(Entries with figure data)
## START

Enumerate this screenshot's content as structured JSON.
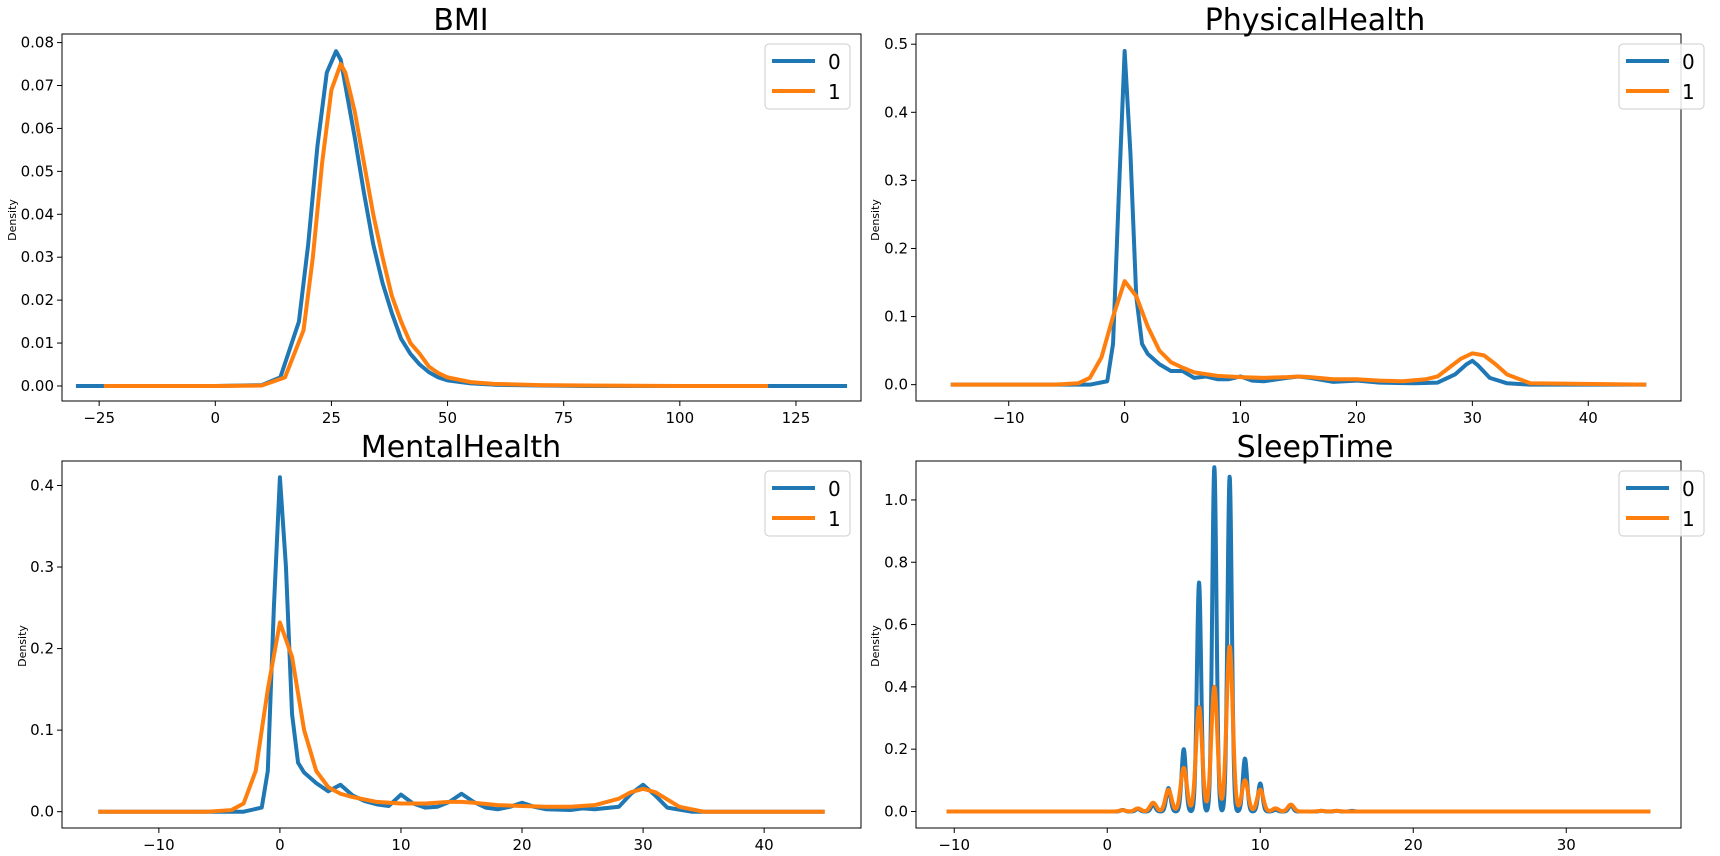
{
  "colors": {
    "series0": "#1f77b4",
    "series1": "#ff7f0e"
  },
  "chart_data": [
    {
      "type": "line",
      "title": "BMI",
      "ylabel": "Density",
      "xlim": [
        -33,
        139
      ],
      "ylim": [
        -0.0035,
        0.082
      ],
      "xticks": [
        -25,
        0,
        25,
        50,
        75,
        100,
        125
      ],
      "xtick_labels": [
        "−25",
        "0",
        "25",
        "50",
        "75",
        "100",
        "125"
      ],
      "yticks": [
        0,
        0.01,
        0.02,
        0.03,
        0.04,
        0.05,
        0.06,
        0.07,
        0.08
      ],
      "ytick_labels": [
        "0.00",
        "0.01",
        "0.02",
        "0.03",
        "0.04",
        "0.05",
        "0.06",
        "0.07",
        "0.08"
      ],
      "legend": {
        "position": "top-right",
        "entries": [
          "0",
          "1"
        ]
      },
      "series": [
        {
          "name": "0",
          "x": [
            -30,
            0,
            10,
            14,
            18,
            20,
            22,
            24,
            26,
            27,
            28,
            30,
            32,
            34,
            36,
            38,
            40,
            42,
            44,
            46,
            48,
            50,
            55,
            60,
            70,
            80,
            100,
            136
          ],
          "y": [
            0,
            0,
            0.0002,
            0.002,
            0.015,
            0.033,
            0.056,
            0.073,
            0.078,
            0.076,
            0.07,
            0.058,
            0.045,
            0.033,
            0.024,
            0.017,
            0.011,
            0.0075,
            0.005,
            0.0032,
            0.002,
            0.0013,
            0.0006,
            0.0003,
            0.0001,
            0,
            0,
            0
          ]
        },
        {
          "name": "1",
          "x": [
            -24,
            0,
            10,
            15,
            19,
            21,
            23,
            25,
            27,
            28,
            30,
            32,
            34,
            36,
            38,
            40,
            42,
            44,
            46,
            48,
            50,
            55,
            60,
            70,
            80,
            100,
            119
          ],
          "y": [
            0,
            0,
            0.0001,
            0.002,
            0.013,
            0.03,
            0.052,
            0.069,
            0.075,
            0.073,
            0.064,
            0.052,
            0.04,
            0.03,
            0.021,
            0.015,
            0.01,
            0.0075,
            0.0045,
            0.003,
            0.002,
            0.0009,
            0.0005,
            0.0002,
            0.0001,
            0,
            0
          ]
        }
      ]
    },
    {
      "type": "line",
      "title": "PhysicalHealth",
      "ylabel": "Density",
      "xlim": [
        -18,
        48
      ],
      "ylim": [
        -0.024,
        0.515
      ],
      "xticks": [
        -10,
        0,
        10,
        20,
        30,
        40
      ],
      "xtick_labels": [
        "−10",
        "0",
        "10",
        "20",
        "30",
        "40"
      ],
      "yticks": [
        0,
        0.1,
        0.2,
        0.3,
        0.4,
        0.5
      ],
      "ytick_labels": [
        "0.0",
        "0.1",
        "0.2",
        "0.3",
        "0.4",
        "0.5"
      ],
      "legend": {
        "position": "top-right",
        "entries": [
          "0",
          "1"
        ]
      },
      "series": [
        {
          "name": "0",
          "x": [
            -15,
            -3,
            -1.5,
            -1,
            -0.5,
            0,
            0.5,
            1,
            1.5,
            2,
            3,
            4,
            5,
            6,
            7,
            8,
            9,
            10,
            11,
            12,
            14,
            15,
            16,
            18,
            20,
            22,
            25,
            27,
            28.5,
            29.5,
            30,
            30.5,
            31.5,
            33,
            35,
            45
          ],
          "y": [
            0,
            0,
            0.005,
            0.06,
            0.28,
            0.49,
            0.34,
            0.13,
            0.06,
            0.045,
            0.03,
            0.02,
            0.02,
            0.01,
            0.012,
            0.008,
            0.008,
            0.012,
            0.006,
            0.005,
            0.01,
            0.012,
            0.01,
            0.004,
            0.006,
            0.003,
            0.002,
            0.003,
            0.015,
            0.03,
            0.035,
            0.028,
            0.01,
            0.002,
            0,
            0
          ]
        },
        {
          "name": "1",
          "x": [
            -15,
            -6,
            -4,
            -3,
            -2,
            -1,
            0,
            1,
            2,
            3,
            4,
            5,
            6,
            8,
            10,
            12,
            14,
            15,
            16,
            18,
            20,
            22,
            24,
            26,
            27,
            28,
            29,
            30,
            31,
            32,
            33,
            35,
            45
          ],
          "y": [
            0,
            0,
            0.002,
            0.01,
            0.04,
            0.1,
            0.152,
            0.13,
            0.085,
            0.05,
            0.033,
            0.025,
            0.018,
            0.013,
            0.011,
            0.01,
            0.011,
            0.012,
            0.011,
            0.008,
            0.008,
            0.006,
            0.005,
            0.008,
            0.012,
            0.025,
            0.038,
            0.046,
            0.043,
            0.03,
            0.015,
            0.002,
            0
          ]
        }
      ]
    },
    {
      "type": "line",
      "title": "MentalHealth",
      "ylabel": "Density",
      "xlim": [
        -18,
        48
      ],
      "ylim": [
        -0.02,
        0.43
      ],
      "xticks": [
        -10,
        0,
        10,
        20,
        30,
        40
      ],
      "xtick_labels": [
        "−10",
        "0",
        "10",
        "20",
        "30",
        "40"
      ],
      "yticks": [
        0,
        0.1,
        0.2,
        0.3,
        0.4
      ],
      "ytick_labels": [
        "0.0",
        "0.1",
        "0.2",
        "0.3",
        "0.4"
      ],
      "legend": {
        "position": "top-right",
        "entries": [
          "0",
          "1"
        ]
      },
      "series": [
        {
          "name": "0",
          "x": [
            -15,
            -3,
            -1.5,
            -1,
            -0.5,
            0,
            0.5,
            1,
            1.5,
            2,
            3,
            4,
            5,
            6,
            7,
            8,
            9,
            10,
            11,
            12,
            13,
            14,
            15,
            16,
            17,
            18,
            19,
            20,
            21,
            22,
            24,
            25,
            26,
            28,
            29,
            30,
            31,
            32,
            34,
            45
          ],
          "y": [
            0,
            0,
            0.005,
            0.05,
            0.25,
            0.41,
            0.3,
            0.12,
            0.06,
            0.048,
            0.035,
            0.025,
            0.033,
            0.02,
            0.013,
            0.009,
            0.007,
            0.021,
            0.01,
            0.005,
            0.006,
            0.012,
            0.022,
            0.012,
            0.005,
            0.003,
            0.006,
            0.011,
            0.006,
            0.003,
            0.002,
            0.004,
            0.003,
            0.006,
            0.022,
            0.033,
            0.02,
            0.005,
            0,
            0
          ]
        },
        {
          "name": "1",
          "x": [
            -15,
            -6,
            -4,
            -3,
            -2,
            -1,
            0,
            1,
            2,
            3,
            4,
            5,
            6,
            8,
            10,
            12,
            14,
            15,
            16,
            18,
            20,
            22,
            24,
            26,
            28,
            29,
            30,
            31,
            32,
            33,
            35,
            45
          ],
          "y": [
            0,
            0,
            0.002,
            0.01,
            0.05,
            0.15,
            0.232,
            0.19,
            0.1,
            0.05,
            0.03,
            0.022,
            0.018,
            0.012,
            0.01,
            0.01,
            0.012,
            0.012,
            0.011,
            0.008,
            0.007,
            0.006,
            0.006,
            0.008,
            0.016,
            0.024,
            0.028,
            0.024,
            0.015,
            0.006,
            0,
            0
          ]
        }
      ]
    },
    {
      "type": "line",
      "title": "SleepTime",
      "ylabel": "Density",
      "xlim": [
        -12.5,
        37.5
      ],
      "ylim": [
        -0.053,
        1.125
      ],
      "xticks": [
        -10,
        0,
        10,
        20,
        30
      ],
      "xtick_labels": [
        "−10",
        "0",
        "10",
        "20",
        "30"
      ],
      "yticks": [
        0,
        0.2,
        0.4,
        0.6,
        0.8,
        1.0
      ],
      "ytick_labels": [
        "0.0",
        "0.2",
        "0.4",
        "0.6",
        "0.8",
        "1.0"
      ],
      "legend": {
        "position": "top-right",
        "entries": [
          "0",
          "1"
        ]
      },
      "series": [
        {
          "name": "0",
          "peaks": [
            [
              1,
              0.005
            ],
            [
              2,
              0.008
            ],
            [
              3,
              0.022
            ],
            [
              4,
              0.075
            ],
            [
              5,
              0.2
            ],
            [
              6,
              0.735
            ],
            [
              7,
              1.105
            ],
            [
              8,
              1.075
            ],
            [
              9,
              0.17
            ],
            [
              10,
              0.09
            ],
            [
              11,
              0.005
            ],
            [
              12,
              0.02
            ],
            [
              14,
              0.002
            ],
            [
              15,
              0.002
            ],
            [
              16,
              0.002
            ]
          ],
          "bandwidth": 0.14,
          "xrange": [
            -10.5,
            35.5
          ]
        },
        {
          "name": "1",
          "peaks": [
            [
              1,
              0.004
            ],
            [
              2,
              0.01
            ],
            [
              3,
              0.028
            ],
            [
              4,
              0.07
            ],
            [
              5,
              0.14
            ],
            [
              6,
              0.335
            ],
            [
              7,
              0.4
            ],
            [
              8,
              0.53
            ],
            [
              9,
              0.1
            ],
            [
              10,
              0.07
            ],
            [
              11,
              0.01
            ],
            [
              12,
              0.022
            ],
            [
              14,
              0.002
            ],
            [
              15,
              0.002
            ]
          ],
          "bandwidth": 0.2,
          "xrange": [
            -10.5,
            35.5
          ]
        }
      ]
    }
  ]
}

## END

Pick out and copy the lines of the material that include the word "title".

      "title": "BMI",
      "title": "PhysicalHealth",
      "title": "MentalHealth",
      "title": "SleepTime",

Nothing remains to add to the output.